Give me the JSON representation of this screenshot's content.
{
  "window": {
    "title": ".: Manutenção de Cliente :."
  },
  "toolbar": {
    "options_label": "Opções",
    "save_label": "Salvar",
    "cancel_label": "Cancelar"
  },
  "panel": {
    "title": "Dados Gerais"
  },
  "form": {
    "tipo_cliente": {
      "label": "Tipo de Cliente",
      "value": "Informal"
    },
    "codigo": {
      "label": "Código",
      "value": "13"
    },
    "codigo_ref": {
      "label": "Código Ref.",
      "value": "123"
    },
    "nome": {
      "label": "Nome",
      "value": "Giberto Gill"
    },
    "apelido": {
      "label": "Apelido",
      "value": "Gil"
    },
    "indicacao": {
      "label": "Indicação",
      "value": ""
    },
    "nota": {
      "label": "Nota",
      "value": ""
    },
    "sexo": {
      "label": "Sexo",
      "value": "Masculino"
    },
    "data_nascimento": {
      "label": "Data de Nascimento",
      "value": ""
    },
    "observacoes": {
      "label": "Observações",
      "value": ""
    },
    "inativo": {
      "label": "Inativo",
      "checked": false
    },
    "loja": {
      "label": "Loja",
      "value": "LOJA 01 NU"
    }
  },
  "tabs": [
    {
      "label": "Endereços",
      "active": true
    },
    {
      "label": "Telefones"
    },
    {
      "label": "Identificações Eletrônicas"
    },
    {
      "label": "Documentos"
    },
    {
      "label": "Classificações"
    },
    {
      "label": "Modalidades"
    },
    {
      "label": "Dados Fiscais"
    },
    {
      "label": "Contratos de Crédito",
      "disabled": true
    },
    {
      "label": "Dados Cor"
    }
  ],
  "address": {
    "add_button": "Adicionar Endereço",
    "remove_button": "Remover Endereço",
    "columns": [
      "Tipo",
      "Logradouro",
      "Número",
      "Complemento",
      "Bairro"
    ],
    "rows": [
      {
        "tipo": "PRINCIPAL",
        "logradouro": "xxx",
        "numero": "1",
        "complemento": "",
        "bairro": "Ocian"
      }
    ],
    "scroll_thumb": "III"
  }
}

_GOAL_
From the data above, extract every line in its exact form.

_RESULT OF THIS TASK_
Give me the JSON representation of this screenshot's content.
{
  "window": {
    "title": ".: Manutenção de Cliente :."
  },
  "toolbar": {
    "options_label": "Opções",
    "save_label": "Salvar",
    "cancel_label": "Cancelar"
  },
  "panel": {
    "title": "Dados Gerais"
  },
  "form": {
    "tipo_cliente": {
      "label": "Tipo de Cliente",
      "value": "Informal"
    },
    "codigo": {
      "label": "Código",
      "value": "13"
    },
    "codigo_ref": {
      "label": "Código Ref.",
      "value": "123"
    },
    "nome": {
      "label": "Nome",
      "value": "Giberto Gill"
    },
    "apelido": {
      "label": "Apelido",
      "value": "Gil"
    },
    "indicacao": {
      "label": "Indicação",
      "value": ""
    },
    "nota": {
      "label": "Nota",
      "value": ""
    },
    "sexo": {
      "label": "Sexo",
      "value": "Masculino"
    },
    "data_nascimento": {
      "label": "Data de Nascimento",
      "value": ""
    },
    "observacoes": {
      "label": "Observações",
      "value": ""
    },
    "inativo": {
      "label": "Inativo",
      "checked": false
    },
    "loja": {
      "label": "Loja",
      "value": "LOJA 01 NU"
    }
  },
  "tabs": [
    {
      "label": "Endereços",
      "active": true
    },
    {
      "label": "Telefones"
    },
    {
      "label": "Identificações Eletrônicas"
    },
    {
      "label": "Documentos"
    },
    {
      "label": "Classificações"
    },
    {
      "label": "Modalidades"
    },
    {
      "label": "Dados Fiscais"
    },
    {
      "label": "Contratos de Crédito",
      "disabled": true
    },
    {
      "label": "Dados Cor"
    }
  ],
  "address": {
    "add_button": "Adicionar Endereço",
    "remove_button": "Remover Endereço",
    "columns": [
      "Tipo",
      "Logradouro",
      "Número",
      "Complemento",
      "Bairro"
    ],
    "rows": [
      {
        "tipo": "PRINCIPAL",
        "logradouro": "xxx",
        "numero": "1",
        "complemento": "",
        "bairro": "Ocian"
      }
    ],
    "scroll_thumb": "III"
  }
}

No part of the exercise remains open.